[Figure record extracts]
>>>
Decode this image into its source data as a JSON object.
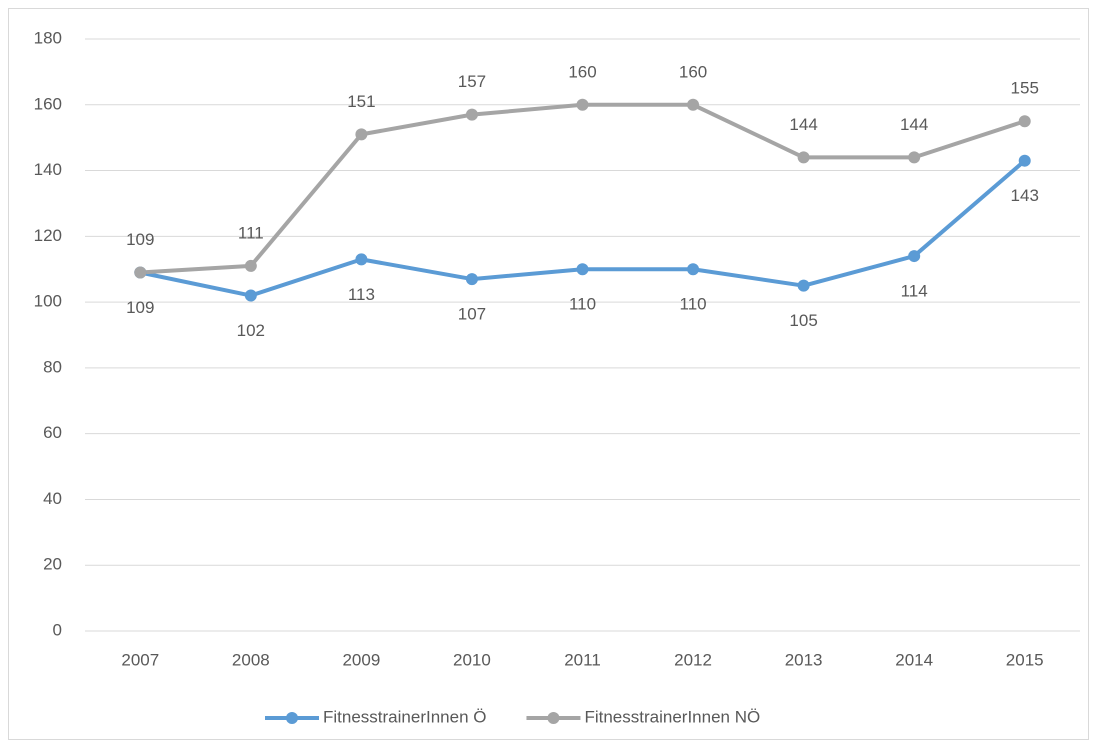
{
  "chart_data": {
    "type": "line",
    "categories": [
      "2007",
      "2008",
      "2009",
      "2010",
      "2011",
      "2012",
      "2013",
      "2014",
      "2015"
    ],
    "series": [
      {
        "name": "FitnesstrainerInnen Ö",
        "color": "#5b9bd5",
        "values": [
          109,
          102,
          113,
          107,
          110,
          110,
          105,
          114,
          143
        ]
      },
      {
        "name": "FitnesstrainerInnen NÖ",
        "color": "#a5a5a5",
        "values": [
          109,
          111,
          151,
          157,
          160,
          160,
          144,
          144,
          155
        ]
      }
    ],
    "ylim": [
      0,
      180
    ],
    "yticks": [
      0,
      20,
      40,
      60,
      80,
      100,
      120,
      140,
      160,
      180
    ],
    "grid": true,
    "legend": "bottom"
  }
}
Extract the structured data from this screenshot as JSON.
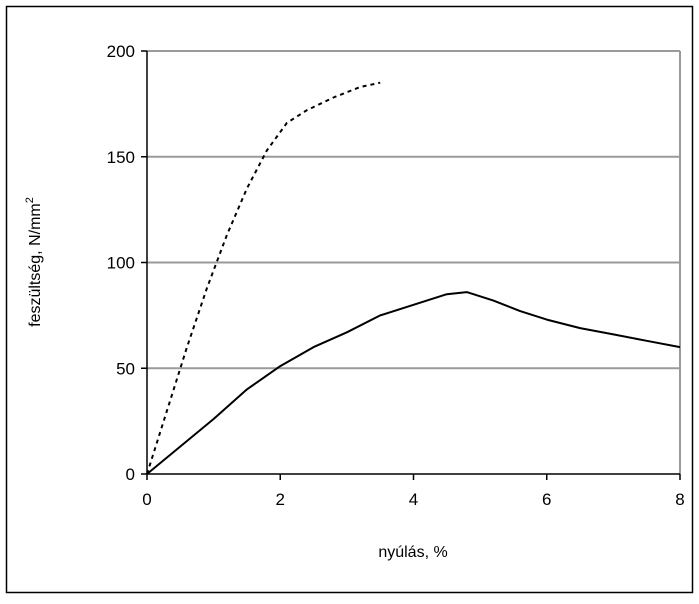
{
  "chart_data": {
    "type": "line",
    "xlabel": "nyúlás, %",
    "ylabel_main": "feszültség, N/mm",
    "ylabel_sup": "2",
    "xlim": [
      0,
      8
    ],
    "ylim": [
      0,
      200
    ],
    "xticks": [
      "0",
      "2",
      "4",
      "6",
      "8"
    ],
    "yticks": [
      "0",
      "50",
      "100",
      "150",
      "200"
    ],
    "grid": "horizontal",
    "legend": "none",
    "series": [
      {
        "style": "dotted",
        "color": "#000000",
        "x": [
          0,
          0.3,
          0.6,
          0.9,
          1.2,
          1.5,
          1.8,
          2.1,
          2.4,
          2.8,
          3.2,
          3.5
        ],
        "y": [
          0,
          30,
          60,
          88,
          113,
          135,
          153,
          166,
          172,
          178,
          183,
          185
        ]
      },
      {
        "style": "solid",
        "color": "#000000",
        "x": [
          0,
          0.5,
          1.0,
          1.5,
          2.0,
          2.5,
          3.0,
          3.5,
          4.0,
          4.5,
          4.8,
          5.2,
          5.6,
          6.0,
          6.5,
          7.0,
          7.5,
          8.0
        ],
        "y": [
          0,
          13,
          26,
          40,
          51,
          60,
          67,
          75,
          80,
          85,
          86,
          82,
          77,
          73,
          69,
          66,
          63,
          60
        ]
      }
    ]
  }
}
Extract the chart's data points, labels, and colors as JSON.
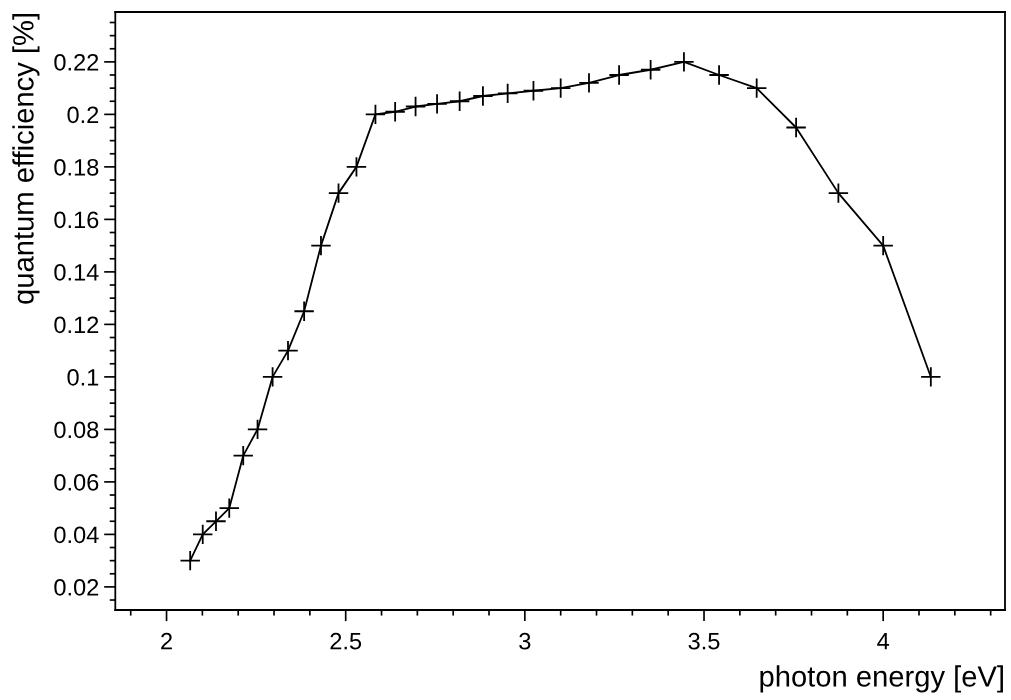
<<<
> Required work
Using the records above, retype everything exactly except the pictures.

> Response to the task
Decode this image into its source data as a JSON object.
{
  "chart_data": {
    "type": "line",
    "categories": [
      "2007",
      "2008",
      "2009",
      "2010",
      "2011",
      "2012",
      "2013",
      "2014",
      "2015"
    ],
    "series": [
      {
        "name": "FitnesstrainerInnen Ö",
        "color": "#5b9bd5",
        "values": [
          109,
          102,
          113,
          107,
          110,
          110,
          105,
          114,
          143
        ]
      },
      {
        "name": "FitnesstrainerInnen NÖ",
        "color": "#a5a5a5",
        "values": [
          109,
          111,
          151,
          157,
          160,
          160,
          144,
          144,
          155
        ]
      }
    ],
    "ylim": [
      0,
      180
    ],
    "yticks": [
      0,
      20,
      40,
      60,
      80,
      100,
      120,
      140,
      160,
      180
    ],
    "grid": true,
    "legend": "bottom"
  }
}
Extract the structured data from this screenshot as JSON.
{
  "chart_data": {
    "type": "line",
    "xlabel": "nyúlás, %",
    "ylabel_main": "feszültség, N/mm",
    "ylabel_sup": "2",
    "xlim": [
      0,
      8
    ],
    "ylim": [
      0,
      200
    ],
    "xticks": [
      "0",
      "2",
      "4",
      "6",
      "8"
    ],
    "yticks": [
      "0",
      "50",
      "100",
      "150",
      "200"
    ],
    "grid": "horizontal",
    "legend": "none",
    "series": [
      {
        "style": "dotted",
        "color": "#000000",
        "x": [
          0,
          0.3,
          0.6,
          0.9,
          1.2,
          1.5,
          1.8,
          2.1,
          2.4,
          2.8,
          3.2,
          3.5
        ],
        "y": [
          0,
          30,
          60,
          88,
          113,
          135,
          153,
          166,
          172,
          178,
          183,
          185
        ]
      },
      {
        "style": "solid",
        "color": "#000000",
        "x": [
          0,
          0.5,
          1.0,
          1.5,
          2.0,
          2.5,
          3.0,
          3.5,
          4.0,
          4.5,
          4.8,
          5.2,
          5.6,
          6.0,
          6.5,
          7.0,
          7.5,
          8.0
        ],
        "y": [
          0,
          13,
          26,
          40,
          51,
          60,
          67,
          75,
          80,
          85,
          86,
          82,
          77,
          73,
          69,
          66,
          63,
          60
        ]
      }
    ]
  }
}
Extract the chart's data points, labels, and colors as JSON.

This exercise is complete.